▸ DATA RECORDS
[START]

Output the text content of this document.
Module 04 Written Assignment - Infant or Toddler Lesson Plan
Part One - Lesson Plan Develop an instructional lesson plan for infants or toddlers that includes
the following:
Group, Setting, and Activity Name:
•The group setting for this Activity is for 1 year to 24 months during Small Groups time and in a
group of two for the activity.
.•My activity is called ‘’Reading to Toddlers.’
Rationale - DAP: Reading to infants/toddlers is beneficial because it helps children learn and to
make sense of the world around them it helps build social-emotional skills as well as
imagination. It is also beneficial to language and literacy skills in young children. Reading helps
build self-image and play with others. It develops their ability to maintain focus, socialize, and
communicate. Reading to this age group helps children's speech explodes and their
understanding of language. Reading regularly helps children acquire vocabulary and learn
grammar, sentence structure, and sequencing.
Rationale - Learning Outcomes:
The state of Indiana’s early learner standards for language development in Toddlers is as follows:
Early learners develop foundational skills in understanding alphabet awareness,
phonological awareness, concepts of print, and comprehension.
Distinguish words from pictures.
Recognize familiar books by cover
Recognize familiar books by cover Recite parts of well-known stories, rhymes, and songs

[END]

▸ WHAT YOU NEED TO DO
Print the complete listing again, exactly as it stands.

▸ EXERCISE SOLUTION
Output the text content of this document.
Module 04 Written Assignment - Infant or Toddler Lesson Plan
Part One - Lesson Plan Develop an instructional lesson plan for infants or toddlers that includes
the following:
Group, Setting, and Activity Name:
•The group setting for this Activity is for 1 year to 24 months during Small Groups time and in a
group of two for the activity.
.•My activity is called ‘’Reading to Toddlers.’
Rationale - DAP: Reading to infants/toddlers is beneficial because it helps children learn and to
make sense of the world around them it helps build social-emotional skills as well as
imagination. It is also beneficial to language and literacy skills in young children. Reading helps
build self-image and play with others. It develops their ability to maintain focus, socialize, and
communicate. Reading to this age group helps children's speech explodes and their
understanding of language. Reading regularly helps children acquire vocabulary and learn
grammar, sentence structure, and sequencing.
Rationale - Learning Outcomes:
The state of Indiana’s early learner standards for language development in Toddlers is as follows:
Early learners develop foundational skills in understanding alphabet awareness,
phonological awareness, concepts of print, and comprehension.
Distinguish words from pictures.
Recognize familiar books by cover
Recognize familiar books by cover Recite parts of well-known stories, rhymes, and songs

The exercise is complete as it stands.